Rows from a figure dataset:
BEGIN

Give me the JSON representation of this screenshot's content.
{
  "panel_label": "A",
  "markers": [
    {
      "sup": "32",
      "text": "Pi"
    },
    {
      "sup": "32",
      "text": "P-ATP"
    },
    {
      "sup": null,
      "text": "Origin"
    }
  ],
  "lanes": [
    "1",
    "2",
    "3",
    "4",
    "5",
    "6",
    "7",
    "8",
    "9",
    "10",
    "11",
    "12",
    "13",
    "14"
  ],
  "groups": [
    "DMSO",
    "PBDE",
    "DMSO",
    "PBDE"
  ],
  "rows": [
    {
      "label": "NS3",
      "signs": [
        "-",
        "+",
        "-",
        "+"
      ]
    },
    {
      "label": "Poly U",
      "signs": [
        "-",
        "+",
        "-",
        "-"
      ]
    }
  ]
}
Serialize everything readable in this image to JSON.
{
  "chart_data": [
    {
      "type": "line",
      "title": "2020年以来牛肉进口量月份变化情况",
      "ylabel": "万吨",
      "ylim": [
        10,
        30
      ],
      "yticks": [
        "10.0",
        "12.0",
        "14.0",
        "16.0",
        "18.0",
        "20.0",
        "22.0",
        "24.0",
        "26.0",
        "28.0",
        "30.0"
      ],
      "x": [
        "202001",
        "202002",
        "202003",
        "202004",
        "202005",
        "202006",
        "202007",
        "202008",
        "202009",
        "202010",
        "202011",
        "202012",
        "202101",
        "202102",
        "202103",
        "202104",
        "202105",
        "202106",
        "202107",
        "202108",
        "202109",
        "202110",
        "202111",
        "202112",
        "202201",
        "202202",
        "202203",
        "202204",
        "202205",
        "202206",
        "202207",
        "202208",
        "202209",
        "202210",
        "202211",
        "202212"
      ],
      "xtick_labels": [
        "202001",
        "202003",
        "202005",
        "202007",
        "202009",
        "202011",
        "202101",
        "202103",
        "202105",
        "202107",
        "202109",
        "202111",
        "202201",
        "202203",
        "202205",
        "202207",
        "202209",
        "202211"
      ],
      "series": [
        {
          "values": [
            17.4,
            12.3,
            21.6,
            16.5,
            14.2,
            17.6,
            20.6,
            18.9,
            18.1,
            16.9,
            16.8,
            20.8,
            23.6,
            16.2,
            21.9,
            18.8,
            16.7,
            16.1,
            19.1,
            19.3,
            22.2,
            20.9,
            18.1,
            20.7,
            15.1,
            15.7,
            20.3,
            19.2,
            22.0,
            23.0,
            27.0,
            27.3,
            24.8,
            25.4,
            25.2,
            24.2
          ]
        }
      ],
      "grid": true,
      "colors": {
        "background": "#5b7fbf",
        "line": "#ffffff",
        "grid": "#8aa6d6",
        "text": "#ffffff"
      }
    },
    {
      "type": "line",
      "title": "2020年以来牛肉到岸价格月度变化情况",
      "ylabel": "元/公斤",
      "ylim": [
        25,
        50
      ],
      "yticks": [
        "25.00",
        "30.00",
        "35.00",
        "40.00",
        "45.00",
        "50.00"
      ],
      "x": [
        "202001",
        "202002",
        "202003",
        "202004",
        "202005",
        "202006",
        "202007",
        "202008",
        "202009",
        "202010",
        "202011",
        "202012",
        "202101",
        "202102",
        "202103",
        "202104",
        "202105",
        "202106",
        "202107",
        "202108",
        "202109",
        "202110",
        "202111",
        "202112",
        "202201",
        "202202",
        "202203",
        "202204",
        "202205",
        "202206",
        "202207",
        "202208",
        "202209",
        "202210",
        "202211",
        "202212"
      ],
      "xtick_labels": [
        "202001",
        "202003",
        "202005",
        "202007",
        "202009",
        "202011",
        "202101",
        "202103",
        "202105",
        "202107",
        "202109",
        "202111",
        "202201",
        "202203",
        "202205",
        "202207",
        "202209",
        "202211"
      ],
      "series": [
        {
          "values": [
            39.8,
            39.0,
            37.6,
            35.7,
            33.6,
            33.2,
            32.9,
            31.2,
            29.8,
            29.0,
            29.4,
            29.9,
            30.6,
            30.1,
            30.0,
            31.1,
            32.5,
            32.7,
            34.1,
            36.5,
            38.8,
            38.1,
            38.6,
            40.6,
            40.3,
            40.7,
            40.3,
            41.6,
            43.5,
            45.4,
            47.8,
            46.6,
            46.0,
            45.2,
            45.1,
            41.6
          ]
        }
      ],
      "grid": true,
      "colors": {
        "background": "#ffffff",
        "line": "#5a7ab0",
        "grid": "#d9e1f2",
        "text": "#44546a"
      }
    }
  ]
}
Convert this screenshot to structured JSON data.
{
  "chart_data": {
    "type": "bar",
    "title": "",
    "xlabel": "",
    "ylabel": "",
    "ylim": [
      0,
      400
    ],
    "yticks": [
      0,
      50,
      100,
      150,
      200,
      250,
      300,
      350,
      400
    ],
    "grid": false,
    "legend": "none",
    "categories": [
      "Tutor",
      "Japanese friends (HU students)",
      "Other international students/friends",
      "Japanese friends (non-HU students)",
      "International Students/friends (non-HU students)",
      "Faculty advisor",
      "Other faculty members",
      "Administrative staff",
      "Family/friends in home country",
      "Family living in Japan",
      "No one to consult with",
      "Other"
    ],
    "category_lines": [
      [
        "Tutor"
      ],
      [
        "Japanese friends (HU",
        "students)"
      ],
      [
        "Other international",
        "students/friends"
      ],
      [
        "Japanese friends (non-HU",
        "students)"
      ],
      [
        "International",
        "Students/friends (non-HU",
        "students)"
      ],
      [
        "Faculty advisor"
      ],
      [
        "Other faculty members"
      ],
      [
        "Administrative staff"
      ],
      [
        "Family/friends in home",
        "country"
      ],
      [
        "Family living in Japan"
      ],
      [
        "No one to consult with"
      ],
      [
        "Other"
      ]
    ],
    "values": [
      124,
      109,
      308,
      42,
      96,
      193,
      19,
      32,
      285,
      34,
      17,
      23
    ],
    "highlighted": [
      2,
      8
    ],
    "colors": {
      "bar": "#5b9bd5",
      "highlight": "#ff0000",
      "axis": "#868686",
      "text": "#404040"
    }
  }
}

END

Given exercise:
All the entries above need to be reproduced exactly.

Solution below:
Give me the JSON representation of this screenshot's content.
{
  "panel_label": "A",
  "markers": [
    {
      "sup": "32",
      "text": "Pi"
    },
    {
      "sup": "32",
      "text": "P-ATP"
    },
    {
      "sup": null,
      "text": "Origin"
    }
  ],
  "lanes": [
    "1",
    "2",
    "3",
    "4",
    "5",
    "6",
    "7",
    "8",
    "9",
    "10",
    "11",
    "12",
    "13",
    "14"
  ],
  "groups": [
    "DMSO",
    "PBDE",
    "DMSO",
    "PBDE"
  ],
  "rows": [
    {
      "label": "NS3",
      "signs": [
        "-",
        "+",
        "-",
        "+"
      ]
    },
    {
      "label": "Poly U",
      "signs": [
        "-",
        "+",
        "-",
        "-"
      ]
    }
  ]
}
Serialize everything readable in this image to JSON.
{
  "chart_data": [
    {
      "type": "line",
      "title": "2020年以来牛肉进口量月份变化情况",
      "ylabel": "万吨",
      "ylim": [
        10,
        30
      ],
      "yticks": [
        "10.0",
        "12.0",
        "14.0",
        "16.0",
        "18.0",
        "20.0",
        "22.0",
        "24.0",
        "26.0",
        "28.0",
        "30.0"
      ],
      "x": [
        "202001",
        "202002",
        "202003",
        "202004",
        "202005",
        "202006",
        "202007",
        "202008",
        "202009",
        "202010",
        "202011",
        "202012",
        "202101",
        "202102",
        "202103",
        "202104",
        "202105",
        "202106",
        "202107",
        "202108",
        "202109",
        "202110",
        "202111",
        "202112",
        "202201",
        "202202",
        "202203",
        "202204",
        "202205",
        "202206",
        "202207",
        "202208",
        "202209",
        "202210",
        "202211",
        "202212"
      ],
      "xtick_labels": [
        "202001",
        "202003",
        "202005",
        "202007",
        "202009",
        "202011",
        "202101",
        "202103",
        "202105",
        "202107",
        "202109",
        "202111",
        "202201",
        "202203",
        "202205",
        "202207",
        "202209",
        "202211"
      ],
      "series": [
        {
          "values": [
            17.4,
            12.3,
            21.6,
            16.5,
            14.2,
            17.6,
            20.6,
            18.9,
            18.1,
            16.9,
            16.8,
            20.8,
            23.6,
            16.2,
            21.9,
            18.8,
            16.7,
            16.1,
            19.1,
            19.3,
            22.2,
            20.9,
            18.1,
            20.7,
            15.1,
            15.7,
            20.3,
            19.2,
            22.0,
            23.0,
            27.0,
            27.3,
            24.8,
            25.4,
            25.2,
            24.2
          ]
        }
      ],
      "grid": true,
      "colors": {
        "background": "#5b7fbf",
        "line": "#ffffff",
        "grid": "#8aa6d6",
        "text": "#ffffff"
      }
    },
    {
      "type": "line",
      "title": "2020年以来牛肉到岸价格月度变化情况",
      "ylabel": "元/公斤",
      "ylim": [
        25,
        50
      ],
      "yticks": [
        "25.00",
        "30.00",
        "35.00",
        "40.00",
        "45.00",
        "50.00"
      ],
      "x": [
        "202001",
        "202002",
        "202003",
        "202004",
        "202005",
        "202006",
        "202007",
        "202008",
        "202009",
        "202010",
        "202011",
        "202012",
        "202101",
        "202102",
        "202103",
        "202104",
        "202105",
        "202106",
        "202107",
        "202108",
        "202109",
        "202110",
        "202111",
        "202112",
        "202201",
        "202202",
        "202203",
        "202204",
        "202205",
        "202206",
        "202207",
        "202208",
        "202209",
        "202210",
        "202211",
        "202212"
      ],
      "xtick_labels": [
        "202001",
        "202003",
        "202005",
        "202007",
        "202009",
        "202011",
        "202101",
        "202103",
        "202105",
        "202107",
        "202109",
        "202111",
        "202201",
        "202203",
        "202205",
        "202207",
        "202209",
        "202211"
      ],
      "series": [
        {
          "values": [
            39.8,
            39.0,
            37.6,
            35.7,
            33.6,
            33.2,
            32.9,
            31.2,
            29.8,
            29.0,
            29.4,
            29.9,
            30.6,
            30.1,
            30.0,
            31.1,
            32.5,
            32.7,
            34.1,
            36.5,
            38.8,
            38.1,
            38.6,
            40.6,
            40.3,
            40.7,
            40.3,
            41.6,
            43.5,
            45.4,
            47.8,
            46.6,
            46.0,
            45.2,
            45.1,
            41.6
          ]
        }
      ],
      "grid": true,
      "colors": {
        "background": "#ffffff",
        "line": "#5a7ab0",
        "grid": "#d9e1f2",
        "text": "#44546a"
      }
    }
  ]
}
Convert this screenshot to structured JSON data.
{
  "chart_data": {
    "type": "bar",
    "title": "",
    "xlabel": "",
    "ylabel": "",
    "ylim": [
      0,
      400
    ],
    "yticks": [
      0,
      50,
      100,
      150,
      200,
      250,
      300,
      350,
      400
    ],
    "grid": false,
    "legend": "none",
    "categories": [
      "Tutor",
      "Japanese friends (HU students)",
      "Other international students/friends",
      "Japanese friends (non-HU students)",
      "International Students/friends (non-HU students)",
      "Faculty advisor",
      "Other faculty members",
      "Administrative staff",
      "Family/friends in home country",
      "Family living in Japan",
      "No one to consult with",
      "Other"
    ],
    "category_lines": [
      [
        "Tutor"
      ],
      [
        "Japanese friends (HU",
        "students)"
      ],
      [
        "Other international",
        "students/friends"
      ],
      [
        "Japanese friends (non-HU",
        "students)"
      ],
      [
        "International",
        "Students/friends (non-HU",
        "students)"
      ],
      [
        "Faculty advisor"
      ],
      [
        "Other faculty members"
      ],
      [
        "Administrative staff"
      ],
      [
        "Family/friends in home",
        "country"
      ],
      [
        "Family living in Japan"
      ],
      [
        "No one to consult with"
      ],
      [
        "Other"
      ]
    ],
    "values": [
      124,
      109,
      308,
      42,
      96,
      193,
      19,
      32,
      285,
      34,
      17,
      23
    ],
    "highlighted": [
      2,
      8
    ],
    "colors": {
      "bar": "#5b9bd5",
      "highlight": "#ff0000",
      "axis": "#868686",
      "text": "#404040"
    }
  }
}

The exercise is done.